*Task goal*
Skip every image and restate the data word for word.

═══

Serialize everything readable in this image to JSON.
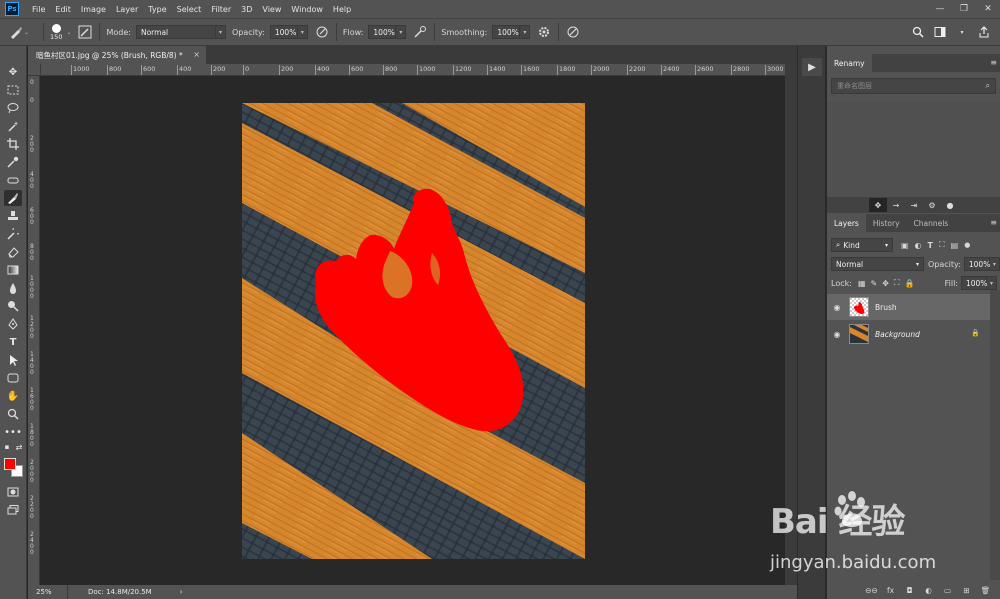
{
  "menubar": {
    "logo": "Ps",
    "items": [
      "File",
      "Edit",
      "Image",
      "Layer",
      "Type",
      "Select",
      "Filter",
      "3D",
      "View",
      "Window",
      "Help"
    ],
    "window_controls": [
      "—",
      "❐",
      "✕"
    ]
  },
  "options": {
    "brush_size": "150",
    "mode_label": "Mode:",
    "mode_value": "Normal",
    "opacity_label": "Opacity:",
    "opacity_value": "100%",
    "flow_label": "Flow:",
    "flow_value": "100%",
    "smoothing_label": "Smoothing:",
    "smoothing_value": "100%"
  },
  "document": {
    "tab_title": "暗鱼村区01.jpg @ 25% (Brush, RGB/8) *",
    "close": "×"
  },
  "ruler": {
    "h_labels": [
      "1000",
      "800",
      "600",
      "400",
      "200",
      "0",
      "200",
      "400",
      "600",
      "800",
      "1000",
      "1200",
      "1400",
      "1600",
      "1800",
      "2000",
      "2200",
      "2400",
      "2600",
      "2800",
      "3000",
      "3200",
      "3400",
      "3600",
      "3800"
    ],
    "v_labels": [
      "0",
      "0",
      "2 0 0",
      "4 0 0",
      "6 0 0",
      "8 0 0",
      "1 0 0 0",
      "1 2 0 0",
      "1 4 0 0",
      "1 6 0 0",
      "1 8 0 0",
      "2 0 0 0",
      "2 2 0 0",
      "2 4 0 0",
      "2 6 0 0",
      "2 8 0 0",
      "3 0 0 0",
      "3 2 0 0"
    ]
  },
  "status": {
    "zoom": "25%",
    "doc": "Doc: 14.8M/20.5M",
    "arrow": "›"
  },
  "panels": {
    "top_tab": "Renamy",
    "search_placeholder": "重命名图层",
    "layers_tabs": [
      "Layers",
      "History",
      "Channels"
    ],
    "kind_label": "Kind",
    "blend_mode": "Normal",
    "opacity_label": "Opacity:",
    "opacity_value": "100%",
    "lock_label": "Lock:",
    "fill_label": "Fill:",
    "fill_value": "100%",
    "layers": [
      {
        "name": "Brush"
      },
      {
        "name": "Background"
      }
    ],
    "bottom_icons": [
      "⊖⊖",
      "fx",
      "◘",
      "◐",
      "▭",
      "⊞",
      "🗑"
    ]
  },
  "watermark": {
    "brand": "Bai 经验",
    "url": "jingyan.baidu.com"
  },
  "colors": {
    "foreground": "#ff0000",
    "background": "#ffffff",
    "ui_panel": "#535353",
    "canvas": "#282828",
    "stripe_orange": "#d8892e",
    "cobble_dark": "#2a333c"
  }
}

═══

*Result for this task*
Serialize everything readable in this image to JSON.
{
  "menubar": {
    "logo": "Ps",
    "items": [
      "File",
      "Edit",
      "Image",
      "Layer",
      "Type",
      "Select",
      "Filter",
      "3D",
      "View",
      "Window",
      "Help"
    ],
    "window_controls": [
      "—",
      "❐",
      "✕"
    ]
  },
  "options": {
    "brush_size": "150",
    "mode_label": "Mode:",
    "mode_value": "Normal",
    "opacity_label": "Opacity:",
    "opacity_value": "100%",
    "flow_label": "Flow:",
    "flow_value": "100%",
    "smoothing_label": "Smoothing:",
    "smoothing_value": "100%"
  },
  "document": {
    "tab_title": "暗鱼村区01.jpg @ 25% (Brush, RGB/8) *",
    "close": "×"
  },
  "ruler": {
    "h_labels": [
      "1000",
      "800",
      "600",
      "400",
      "200",
      "0",
      "200",
      "400",
      "600",
      "800",
      "1000",
      "1200",
      "1400",
      "1600",
      "1800",
      "2000",
      "2200",
      "2400",
      "2600",
      "2800",
      "3000",
      "3200",
      "3400",
      "3600",
      "3800"
    ],
    "v_labels": [
      "0",
      "0",
      "2 0 0",
      "4 0 0",
      "6 0 0",
      "8 0 0",
      "1 0 0 0",
      "1 2 0 0",
      "1 4 0 0",
      "1 6 0 0",
      "1 8 0 0",
      "2 0 0 0",
      "2 2 0 0",
      "2 4 0 0",
      "2 6 0 0",
      "2 8 0 0",
      "3 0 0 0",
      "3 2 0 0"
    ]
  },
  "status": {
    "zoom": "25%",
    "doc": "Doc: 14.8M/20.5M",
    "arrow": "›"
  },
  "panels": {
    "top_tab": "Renamy",
    "search_placeholder": "重命名图层",
    "layers_tabs": [
      "Layers",
      "History",
      "Channels"
    ],
    "kind_label": "Kind",
    "blend_mode": "Normal",
    "opacity_label": "Opacity:",
    "opacity_value": "100%",
    "lock_label": "Lock:",
    "fill_label": "Fill:",
    "fill_value": "100%",
    "layers": [
      {
        "name": "Brush"
      },
      {
        "name": "Background"
      }
    ],
    "bottom_icons": [
      "⊖⊖",
      "fx",
      "◘",
      "◐",
      "▭",
      "⊞",
      "🗑"
    ]
  },
  "watermark": {
    "brand": "Bai 经验",
    "url": "jingyan.baidu.com"
  },
  "colors": {
    "foreground": "#ff0000",
    "background": "#ffffff",
    "ui_panel": "#535353",
    "canvas": "#282828",
    "stripe_orange": "#d8892e",
    "cobble_dark": "#2a333c"
  }
}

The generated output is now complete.